▶ **Records provided**:
━━━━

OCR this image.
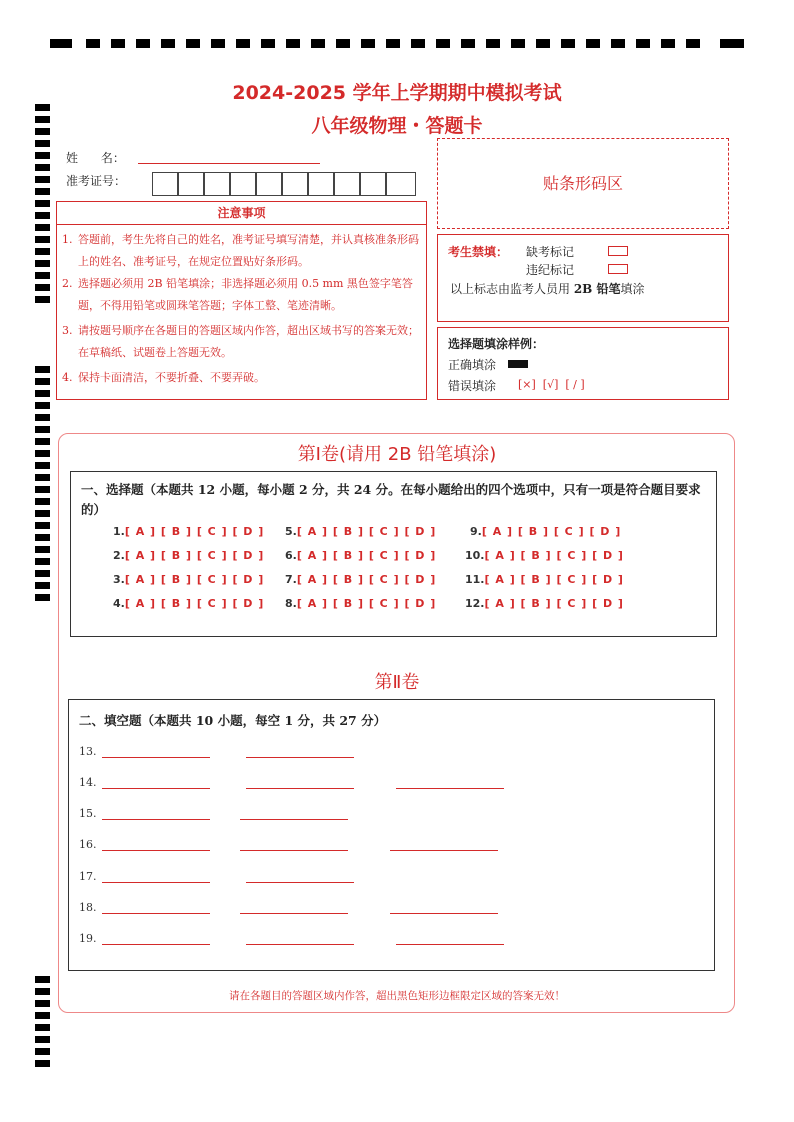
2024-2025 学年上学期期中模拟考试
八年级物理・答题卡
姓      名：
准考证号：	贴条形码区
注意事项
1. 答题前，考生先将自己的姓名，准考证号填写清楚，并认真核准条形码上的姓名、准考证号，在规定位置贴好条形码。
2. 选择题必须用 2B 铅笔填涂；非选择题必须用 0.5 mm 黑色签字笔答题，不得用铅笔或圆珠笔答题；字体工整、笔迹清晰。
3. 请按题号顺序在各题目的答题区域内作答，超出区域书写的答案无效；在草稿纸、试题卷上答题无效。
4. 保持卡面清洁，不要折叠、不要弄破。
考生禁填： 缺考标记
违纪标记
以上标志由监考人员用 2B 铅笔填涂
选择题填涂样例：
正确填涂
错误填涂 [×]  [√]  [ / ]
第Ⅰ卷(请用 2B 铅笔填涂)
一、选择题（本题共 12 小题，每小题 2 分，共 24 分。在每小题给出的四个选项中，只有一项是符合题目要求的）
1.[ A ] [ B ] [ C ] [ D ]
2.[ A ] [ B ] [ C ] [ D ]
3.[ A ] [ B ] [ C ] [ D ]
4.[ A ] [ B ] [ C ] [ D ]
5.[ A ] [ B ] [ C ] [ D ]
6.[ A ] [ B ] [ C ] [ D ]
7.[ A ] [ B ] [ C ] [ D ]
8.[ A ] [ B ] [ C ] [ D ]
9.[ A ] [ B ] [ C ] [ D ]
10.[ A ] [ B ] [ C ] [ D ]
11.[ A ] [ B ] [ C ] [ D ]
12.[ A ] [ B ] [ C ] [ D ]
第Ⅱ卷
二、填空题（本题共 10 小题，每空 1 分，共 27 分）
13.
14.
15.
16.
17.
18.
19.
请在各题目的答题区域内作答，超出黑色矩形边框限定区域的答案无效！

━━━━

▶ **Task prompt**: Leave the pictures out and print the records above exactly as they stand.

▶ **Exercise response**:
OCR this image.
2024-2025 学年上学期期中模拟考试
八年级物理・答题卡
姓      名：
准考证号：	贴条形码区
注意事项
1. 答题前，考生先将自己的姓名，准考证号填写清楚，并认真核准条形码上的姓名、准考证号，在规定位置贴好条形码。
2. 选择题必须用 2B 铅笔填涂；非选择题必须用 0.5 mm 黑色签字笔答题，不得用铅笔或圆珠笔答题；字体工整、笔迹清晰。
3. 请按题号顺序在各题目的答题区域内作答，超出区域书写的答案无效；在草稿纸、试题卷上答题无效。
4. 保持卡面清洁，不要折叠、不要弄破。
考生禁填： 缺考标记
违纪标记
以上标志由监考人员用 2B 铅笔填涂
选择题填涂样例：
正确填涂
错误填涂 [×]  [√]  [ / ]
第Ⅰ卷(请用 2B 铅笔填涂)
一、选择题（本题共 12 小题，每小题 2 分，共 24 分。在每小题给出的四个选项中，只有一项是符合题目要求的）
1.[ A ] [ B ] [ C ] [ D ]
2.[ A ] [ B ] [ C ] [ D ]
3.[ A ] [ B ] [ C ] [ D ]
4.[ A ] [ B ] [ C ] [ D ]
5.[ A ] [ B ] [ C ] [ D ]
6.[ A ] [ B ] [ C ] [ D ]
7.[ A ] [ B ] [ C ] [ D ]
8.[ A ] [ B ] [ C ] [ D ]
9.[ A ] [ B ] [ C ] [ D ]
10.[ A ] [ B ] [ C ] [ D ]
11.[ A ] [ B ] [ C ] [ D ]
12.[ A ] [ B ] [ C ] [ D ]
第Ⅱ卷
二、填空题（本题共 10 小题，每空 1 分，共 27 分）
13.
14.
15.
16.
17.
18.
19.
请在各题目的答题区域内作答，超出黑色矩形边框限定区域的答案无效！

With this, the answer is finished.